╭─ Records provided

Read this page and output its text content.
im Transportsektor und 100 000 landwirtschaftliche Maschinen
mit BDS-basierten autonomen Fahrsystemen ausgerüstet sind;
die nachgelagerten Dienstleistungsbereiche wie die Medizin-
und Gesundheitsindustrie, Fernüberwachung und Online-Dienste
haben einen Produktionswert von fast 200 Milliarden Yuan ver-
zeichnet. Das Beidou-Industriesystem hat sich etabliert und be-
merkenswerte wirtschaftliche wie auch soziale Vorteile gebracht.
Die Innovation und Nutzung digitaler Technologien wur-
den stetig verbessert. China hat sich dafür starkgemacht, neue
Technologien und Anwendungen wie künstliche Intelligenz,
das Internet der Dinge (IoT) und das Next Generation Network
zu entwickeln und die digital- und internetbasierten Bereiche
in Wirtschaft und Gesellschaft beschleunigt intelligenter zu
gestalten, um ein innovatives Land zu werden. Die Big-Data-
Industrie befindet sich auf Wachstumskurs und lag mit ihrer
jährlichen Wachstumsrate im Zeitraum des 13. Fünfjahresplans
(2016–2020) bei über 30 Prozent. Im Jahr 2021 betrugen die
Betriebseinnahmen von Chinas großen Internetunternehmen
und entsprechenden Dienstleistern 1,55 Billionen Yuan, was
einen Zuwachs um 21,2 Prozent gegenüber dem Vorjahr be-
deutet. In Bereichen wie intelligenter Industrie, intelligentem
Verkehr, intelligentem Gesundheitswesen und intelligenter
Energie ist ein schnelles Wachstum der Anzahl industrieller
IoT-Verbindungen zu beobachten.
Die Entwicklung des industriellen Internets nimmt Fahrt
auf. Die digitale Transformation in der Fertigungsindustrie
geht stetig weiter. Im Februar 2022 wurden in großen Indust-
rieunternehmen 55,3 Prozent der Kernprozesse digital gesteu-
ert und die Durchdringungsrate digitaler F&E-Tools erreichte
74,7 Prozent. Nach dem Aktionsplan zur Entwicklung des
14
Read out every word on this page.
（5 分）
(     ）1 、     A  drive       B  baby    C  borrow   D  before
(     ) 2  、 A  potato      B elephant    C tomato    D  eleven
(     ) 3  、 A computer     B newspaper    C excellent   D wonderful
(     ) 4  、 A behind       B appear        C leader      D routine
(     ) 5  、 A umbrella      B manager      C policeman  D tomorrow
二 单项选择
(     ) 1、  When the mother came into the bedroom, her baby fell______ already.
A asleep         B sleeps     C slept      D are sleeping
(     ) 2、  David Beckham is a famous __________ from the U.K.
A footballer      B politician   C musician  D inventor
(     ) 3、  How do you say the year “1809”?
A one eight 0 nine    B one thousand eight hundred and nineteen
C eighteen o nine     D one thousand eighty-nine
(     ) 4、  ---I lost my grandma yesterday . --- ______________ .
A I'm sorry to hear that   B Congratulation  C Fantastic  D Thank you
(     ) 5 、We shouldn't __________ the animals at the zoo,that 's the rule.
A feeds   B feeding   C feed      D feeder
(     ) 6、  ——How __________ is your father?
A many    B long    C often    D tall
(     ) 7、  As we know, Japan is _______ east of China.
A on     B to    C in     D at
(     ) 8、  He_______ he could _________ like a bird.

╰─

Set down all of the records shown above once more, exactly.

Read this page and output its text content.
im Transportsektor und 100 000 landwirtschaftliche Maschinen
mit BDS-basierten autonomen Fahrsystemen ausgerüstet sind;
die nachgelagerten Dienstleistungsbereiche wie die Medizin-
und Gesundheitsindustrie, Fernüberwachung und Online-Dienste
haben einen Produktionswert von fast 200 Milliarden Yuan ver-
zeichnet. Das Beidou-Industriesystem hat sich etabliert und be-
merkenswerte wirtschaftliche wie auch soziale Vorteile gebracht.
Die Innovation und Nutzung digitaler Technologien wur-
den stetig verbessert. China hat sich dafür starkgemacht, neue
Technologien und Anwendungen wie künstliche Intelligenz,
das Internet der Dinge (IoT) und das Next Generation Network
zu entwickeln und die digital- und internetbasierten Bereiche
in Wirtschaft und Gesellschaft beschleunigt intelligenter zu
gestalten, um ein innovatives Land zu werden. Die Big-Data-
Industrie befindet sich auf Wachstumskurs und lag mit ihrer
jährlichen Wachstumsrate im Zeitraum des 13. Fünfjahresplans
(2016–2020) bei über 30 Prozent. Im Jahr 2021 betrugen die
Betriebseinnahmen von Chinas großen Internetunternehmen
und entsprechenden Dienstleistern 1,55 Billionen Yuan, was
einen Zuwachs um 21,2 Prozent gegenüber dem Vorjahr be-
deutet. In Bereichen wie intelligenter Industrie, intelligentem
Verkehr, intelligentem Gesundheitswesen und intelligenter
Energie ist ein schnelles Wachstum der Anzahl industrieller
IoT-Verbindungen zu beobachten.
Die Entwicklung des industriellen Internets nimmt Fahrt
auf. Die digitale Transformation in der Fertigungsindustrie
geht stetig weiter. Im Februar 2022 wurden in großen Indust-
rieunternehmen 55,3 Prozent der Kernprozesse digital gesteu-
ert und die Durchdringungsrate digitaler F&E-Tools erreichte
74,7 Prozent. Nach dem Aktionsplan zur Entwicklung des
14
Read out every word on this page.
（5 分）
(     ）1 、     A  drive       B  baby    C  borrow   D  before
(     ) 2  、 A  potato      B elephant    C tomato    D  eleven
(     ) 3  、 A computer     B newspaper    C excellent   D wonderful
(     ) 4  、 A behind       B appear        C leader      D routine
(     ) 5  、 A umbrella      B manager      C policeman  D tomorrow
二 单项选择
(     ) 1、  When the mother came into the bedroom, her baby fell______ already.
A asleep         B sleeps     C slept      D are sleeping
(     ) 2、  David Beckham is a famous __________ from the U.K.
A footballer      B politician   C musician  D inventor
(     ) 3、  How do you say the year “1809”?
A one eight 0 nine    B one thousand eight hundred and nineteen
C eighteen o nine     D one thousand eighty-nine
(     ) 4、  ---I lost my grandma yesterday . --- ______________ .
A I'm sorry to hear that   B Congratulation  C Fantastic  D Thank you
(     ) 5 、We shouldn't __________ the animals at the zoo,that 's the rule.
A feeds   B feeding   C feed      D feeder
(     ) 6、  ——How __________ is your father?
A many    B long    C often    D tall
(     ) 7、  As we know, Japan is _______ east of China.
A on     B to    C in     D at
(     ) 8、  He_______ he could _________ like a bird.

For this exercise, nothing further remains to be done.